BEGIN Task inputs

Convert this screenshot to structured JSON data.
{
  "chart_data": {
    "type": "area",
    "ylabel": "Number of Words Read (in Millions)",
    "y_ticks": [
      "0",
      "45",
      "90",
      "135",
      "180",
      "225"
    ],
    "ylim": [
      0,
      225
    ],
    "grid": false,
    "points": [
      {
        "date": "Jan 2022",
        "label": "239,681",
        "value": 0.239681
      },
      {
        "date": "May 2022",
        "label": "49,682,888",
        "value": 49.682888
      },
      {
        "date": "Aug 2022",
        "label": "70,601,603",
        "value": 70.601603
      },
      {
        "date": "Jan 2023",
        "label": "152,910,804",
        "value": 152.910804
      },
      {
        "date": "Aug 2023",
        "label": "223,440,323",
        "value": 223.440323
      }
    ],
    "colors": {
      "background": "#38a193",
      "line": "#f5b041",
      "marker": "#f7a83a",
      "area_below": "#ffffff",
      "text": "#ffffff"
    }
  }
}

END Task inputs

■ **Exercise directions**: Copy each line above that contains the string "value".

■ **Finished exercise**:
        "value": 0.239681
        "value": 49.682888
        "value": 70.601603
        "value": 152.910804
        "value": 223.440323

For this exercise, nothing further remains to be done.